OO 10.51 API Authentication Method
We have been looking at OO's API and like what we can do with it, we do have a script we wrote to help a few of our applications communicate with it. This required us to have a user name and password in the script which we really dont like, i saved it as base64. Is it possible to set up some encrypted password where OO could decrypt it?
In theory you could try to encrypt the password using OO's password encryption tool ( oo_folder\central\bin\encrypt-password ) and then provide the result in the script. In theory OO when faced with an encrypted string in this format will try to decrypt it before using it, therefore it may work.
Keep in mind that since it is not OO sending this string, but an external party the string may also be taken quite literally and not work.
Hope this helps,
OO has a mechanism to store credentials in what are called System Accounts. Can you detail why storing credentials in System Accounts does not work for you?
I have tried passing the encrypted string and it didnt work. We have created an internal account with accesss to just that one flow. On our network we are very strick with security and access to certian applications. OO is one of those applications as the main OO System account we have has high rights to our network. This would be a nice feature to the API for some of us that have to deal with very strick security requirements.
Did you encrypted the password and encode the credentials back into base64 to be passed as the Authorization? I pass it in the header and not in the script when making a REST call.
It works for me, but I'm on version 10.22.

* [Raw data]:
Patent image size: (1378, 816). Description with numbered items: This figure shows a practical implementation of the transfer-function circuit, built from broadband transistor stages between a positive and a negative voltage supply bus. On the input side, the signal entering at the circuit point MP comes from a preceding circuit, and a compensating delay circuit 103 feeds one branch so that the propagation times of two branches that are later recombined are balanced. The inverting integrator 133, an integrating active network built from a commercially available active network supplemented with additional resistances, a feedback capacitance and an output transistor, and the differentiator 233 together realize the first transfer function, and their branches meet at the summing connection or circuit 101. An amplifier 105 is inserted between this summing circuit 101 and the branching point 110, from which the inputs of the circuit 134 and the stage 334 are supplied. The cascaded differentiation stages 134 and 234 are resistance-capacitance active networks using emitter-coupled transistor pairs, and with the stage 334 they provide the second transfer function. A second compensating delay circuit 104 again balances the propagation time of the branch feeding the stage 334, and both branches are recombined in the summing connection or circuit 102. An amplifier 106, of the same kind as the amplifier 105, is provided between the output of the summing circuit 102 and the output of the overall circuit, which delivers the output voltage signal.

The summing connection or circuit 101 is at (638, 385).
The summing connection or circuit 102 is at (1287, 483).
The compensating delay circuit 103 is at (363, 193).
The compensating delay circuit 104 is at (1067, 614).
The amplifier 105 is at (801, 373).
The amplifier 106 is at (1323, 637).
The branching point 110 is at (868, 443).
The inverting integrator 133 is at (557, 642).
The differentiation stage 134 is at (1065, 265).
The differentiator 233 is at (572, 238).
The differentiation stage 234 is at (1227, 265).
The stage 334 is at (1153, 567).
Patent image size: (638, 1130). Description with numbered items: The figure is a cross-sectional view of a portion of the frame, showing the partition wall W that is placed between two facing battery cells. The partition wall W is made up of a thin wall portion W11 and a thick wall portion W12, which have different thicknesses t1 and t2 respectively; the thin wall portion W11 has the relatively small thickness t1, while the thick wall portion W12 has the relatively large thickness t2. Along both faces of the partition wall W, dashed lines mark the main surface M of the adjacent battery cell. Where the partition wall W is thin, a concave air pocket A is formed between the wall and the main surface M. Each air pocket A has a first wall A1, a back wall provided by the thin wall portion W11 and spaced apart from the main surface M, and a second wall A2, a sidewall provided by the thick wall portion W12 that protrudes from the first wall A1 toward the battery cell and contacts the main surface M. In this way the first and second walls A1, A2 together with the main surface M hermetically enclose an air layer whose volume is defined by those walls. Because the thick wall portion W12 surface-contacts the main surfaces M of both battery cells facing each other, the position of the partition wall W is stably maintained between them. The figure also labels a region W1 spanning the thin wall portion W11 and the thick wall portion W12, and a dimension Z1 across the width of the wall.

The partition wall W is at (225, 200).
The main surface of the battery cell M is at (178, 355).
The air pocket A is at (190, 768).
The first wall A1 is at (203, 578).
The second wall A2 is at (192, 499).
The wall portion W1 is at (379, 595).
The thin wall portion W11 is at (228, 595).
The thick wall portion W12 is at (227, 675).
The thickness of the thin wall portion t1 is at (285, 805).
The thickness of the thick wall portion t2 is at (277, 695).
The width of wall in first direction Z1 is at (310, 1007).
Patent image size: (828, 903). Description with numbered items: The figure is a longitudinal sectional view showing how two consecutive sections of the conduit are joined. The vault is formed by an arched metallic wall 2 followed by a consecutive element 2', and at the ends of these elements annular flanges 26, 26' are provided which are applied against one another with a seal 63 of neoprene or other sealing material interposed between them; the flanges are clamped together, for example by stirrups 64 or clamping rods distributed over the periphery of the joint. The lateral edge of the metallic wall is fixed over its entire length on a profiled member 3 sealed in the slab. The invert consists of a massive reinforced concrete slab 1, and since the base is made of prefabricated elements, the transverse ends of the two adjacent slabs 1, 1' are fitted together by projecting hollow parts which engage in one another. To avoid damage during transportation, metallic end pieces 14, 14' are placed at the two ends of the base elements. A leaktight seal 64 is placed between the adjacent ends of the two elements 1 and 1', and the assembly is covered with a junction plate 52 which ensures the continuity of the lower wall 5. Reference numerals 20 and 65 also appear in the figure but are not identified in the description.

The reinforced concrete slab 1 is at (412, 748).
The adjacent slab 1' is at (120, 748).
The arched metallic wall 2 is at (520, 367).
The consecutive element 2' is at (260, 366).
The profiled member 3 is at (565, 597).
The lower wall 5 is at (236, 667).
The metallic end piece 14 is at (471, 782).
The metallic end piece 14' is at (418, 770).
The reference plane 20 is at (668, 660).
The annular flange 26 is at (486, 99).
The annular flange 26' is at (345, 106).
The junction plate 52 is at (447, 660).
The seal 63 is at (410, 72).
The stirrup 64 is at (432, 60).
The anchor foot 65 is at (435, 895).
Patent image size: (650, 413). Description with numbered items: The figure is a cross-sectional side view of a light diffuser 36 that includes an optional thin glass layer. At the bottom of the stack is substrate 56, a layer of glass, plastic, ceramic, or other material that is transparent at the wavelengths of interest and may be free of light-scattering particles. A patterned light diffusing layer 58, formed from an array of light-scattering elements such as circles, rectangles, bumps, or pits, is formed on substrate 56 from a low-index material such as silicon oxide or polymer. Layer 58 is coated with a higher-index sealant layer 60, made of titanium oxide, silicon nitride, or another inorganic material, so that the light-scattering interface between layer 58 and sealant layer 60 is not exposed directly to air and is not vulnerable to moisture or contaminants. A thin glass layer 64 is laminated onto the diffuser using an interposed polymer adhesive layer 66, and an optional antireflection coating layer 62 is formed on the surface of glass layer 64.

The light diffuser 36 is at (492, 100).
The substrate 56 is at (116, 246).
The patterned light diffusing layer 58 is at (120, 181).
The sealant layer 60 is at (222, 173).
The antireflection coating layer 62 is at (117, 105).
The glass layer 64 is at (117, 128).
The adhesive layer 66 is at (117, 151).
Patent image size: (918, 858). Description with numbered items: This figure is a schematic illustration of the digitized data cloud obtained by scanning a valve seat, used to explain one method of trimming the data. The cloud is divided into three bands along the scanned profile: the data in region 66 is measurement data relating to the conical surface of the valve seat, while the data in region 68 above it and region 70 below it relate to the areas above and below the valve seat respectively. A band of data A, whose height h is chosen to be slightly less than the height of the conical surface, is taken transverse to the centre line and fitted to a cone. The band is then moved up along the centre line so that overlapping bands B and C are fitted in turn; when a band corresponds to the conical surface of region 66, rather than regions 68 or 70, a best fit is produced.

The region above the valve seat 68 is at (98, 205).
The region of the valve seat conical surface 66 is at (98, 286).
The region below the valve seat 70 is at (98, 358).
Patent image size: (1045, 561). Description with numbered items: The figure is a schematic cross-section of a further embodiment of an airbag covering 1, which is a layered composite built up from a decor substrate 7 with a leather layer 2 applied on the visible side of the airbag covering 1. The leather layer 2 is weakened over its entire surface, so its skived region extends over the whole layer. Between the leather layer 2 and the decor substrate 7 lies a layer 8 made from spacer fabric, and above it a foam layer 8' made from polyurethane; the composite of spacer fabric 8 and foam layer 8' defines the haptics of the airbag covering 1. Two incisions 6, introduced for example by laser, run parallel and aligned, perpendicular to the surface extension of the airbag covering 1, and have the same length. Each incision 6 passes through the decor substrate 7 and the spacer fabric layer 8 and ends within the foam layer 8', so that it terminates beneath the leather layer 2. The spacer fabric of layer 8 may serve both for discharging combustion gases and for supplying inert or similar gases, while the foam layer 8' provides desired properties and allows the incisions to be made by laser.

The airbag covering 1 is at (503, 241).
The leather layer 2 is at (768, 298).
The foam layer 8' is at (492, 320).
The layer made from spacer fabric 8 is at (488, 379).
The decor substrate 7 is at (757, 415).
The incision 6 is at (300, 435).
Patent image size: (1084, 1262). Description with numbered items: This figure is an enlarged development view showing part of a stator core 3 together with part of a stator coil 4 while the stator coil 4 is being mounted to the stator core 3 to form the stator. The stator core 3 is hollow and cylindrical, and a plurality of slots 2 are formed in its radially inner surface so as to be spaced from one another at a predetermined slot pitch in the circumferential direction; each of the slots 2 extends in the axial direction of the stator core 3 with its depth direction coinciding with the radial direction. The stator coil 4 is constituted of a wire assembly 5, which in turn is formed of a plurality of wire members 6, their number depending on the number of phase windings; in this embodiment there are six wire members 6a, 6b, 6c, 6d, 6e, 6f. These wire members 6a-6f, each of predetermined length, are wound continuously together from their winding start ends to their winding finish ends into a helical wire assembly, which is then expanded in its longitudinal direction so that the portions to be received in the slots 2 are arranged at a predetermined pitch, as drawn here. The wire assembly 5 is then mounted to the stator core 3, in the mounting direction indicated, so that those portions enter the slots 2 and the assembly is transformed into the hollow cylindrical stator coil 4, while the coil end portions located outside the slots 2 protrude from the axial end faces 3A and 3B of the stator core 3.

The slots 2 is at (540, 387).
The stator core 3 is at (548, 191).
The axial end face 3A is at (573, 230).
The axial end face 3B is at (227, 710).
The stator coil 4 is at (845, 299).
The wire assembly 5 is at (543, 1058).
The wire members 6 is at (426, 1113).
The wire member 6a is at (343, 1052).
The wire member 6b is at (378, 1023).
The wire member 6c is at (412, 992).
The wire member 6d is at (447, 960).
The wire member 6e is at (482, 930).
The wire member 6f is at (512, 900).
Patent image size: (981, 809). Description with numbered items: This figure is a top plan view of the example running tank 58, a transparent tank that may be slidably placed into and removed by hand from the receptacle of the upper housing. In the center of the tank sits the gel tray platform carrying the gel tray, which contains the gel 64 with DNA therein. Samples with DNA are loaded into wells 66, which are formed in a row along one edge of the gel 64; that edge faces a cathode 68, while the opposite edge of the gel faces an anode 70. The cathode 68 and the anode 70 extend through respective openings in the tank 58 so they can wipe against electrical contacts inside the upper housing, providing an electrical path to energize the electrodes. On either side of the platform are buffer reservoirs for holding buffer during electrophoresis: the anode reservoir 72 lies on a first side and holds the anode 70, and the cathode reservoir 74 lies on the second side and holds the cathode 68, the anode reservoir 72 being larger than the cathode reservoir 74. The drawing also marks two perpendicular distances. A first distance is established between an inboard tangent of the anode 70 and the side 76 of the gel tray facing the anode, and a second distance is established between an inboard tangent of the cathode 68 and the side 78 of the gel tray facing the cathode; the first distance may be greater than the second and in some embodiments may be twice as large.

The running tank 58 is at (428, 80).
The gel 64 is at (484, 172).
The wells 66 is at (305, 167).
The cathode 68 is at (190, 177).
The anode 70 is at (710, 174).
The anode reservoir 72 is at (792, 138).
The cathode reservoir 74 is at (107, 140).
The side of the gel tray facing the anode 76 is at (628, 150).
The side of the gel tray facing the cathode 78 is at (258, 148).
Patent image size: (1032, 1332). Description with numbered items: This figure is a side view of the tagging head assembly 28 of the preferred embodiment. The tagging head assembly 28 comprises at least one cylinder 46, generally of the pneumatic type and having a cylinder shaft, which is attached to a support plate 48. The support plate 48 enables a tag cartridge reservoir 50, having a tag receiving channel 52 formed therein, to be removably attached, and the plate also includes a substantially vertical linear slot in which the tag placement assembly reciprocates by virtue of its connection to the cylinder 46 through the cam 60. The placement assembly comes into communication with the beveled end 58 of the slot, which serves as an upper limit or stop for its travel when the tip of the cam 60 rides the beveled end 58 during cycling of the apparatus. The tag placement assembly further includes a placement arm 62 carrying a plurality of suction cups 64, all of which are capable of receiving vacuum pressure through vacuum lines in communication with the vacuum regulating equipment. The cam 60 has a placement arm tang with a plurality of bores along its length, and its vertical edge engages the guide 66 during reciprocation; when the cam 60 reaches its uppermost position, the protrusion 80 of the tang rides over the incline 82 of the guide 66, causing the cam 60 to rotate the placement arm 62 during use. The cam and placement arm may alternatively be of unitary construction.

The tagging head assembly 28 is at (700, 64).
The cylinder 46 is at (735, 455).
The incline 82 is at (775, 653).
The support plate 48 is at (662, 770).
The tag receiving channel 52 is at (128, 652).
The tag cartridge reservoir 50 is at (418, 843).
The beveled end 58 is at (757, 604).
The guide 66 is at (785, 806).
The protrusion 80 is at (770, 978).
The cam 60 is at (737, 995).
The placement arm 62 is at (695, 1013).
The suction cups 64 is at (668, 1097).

* [Your tasks]:
• 1. From the thread on OO API authentication, copy the passage starting with "OO 10.51 API" and going on through "could decrypt it?".
• 2. According to the thread on OO API authentication, what does OO call its mechanism for storing credentials?
• 3. Rewrite the paragraph of the OO API thread that begins "I have tried passing the encrypted string" as a short list of its main points.

* [Per-task answers]:
• 1.
OO 10.51 API Authentication Method
We have been looking at OO's API and like what we can do with it, we do have a script we wrote to help a few of our applications communicate with it. This required us to have a user name and password in the script which we really dont like, i saved it as base64. Is it possible to set up some encrypted password where OO could decrypt it?

• 2. System Accounts.

• 3.
- Passing the encrypted string did not work.
- An internal account was created with access to only that one flow.
- The network has strict security and access rules for certain applications, OO among them, because the main OO System account has high rights to the network.
- This would be a useful API feature for users facing very strict security requirements.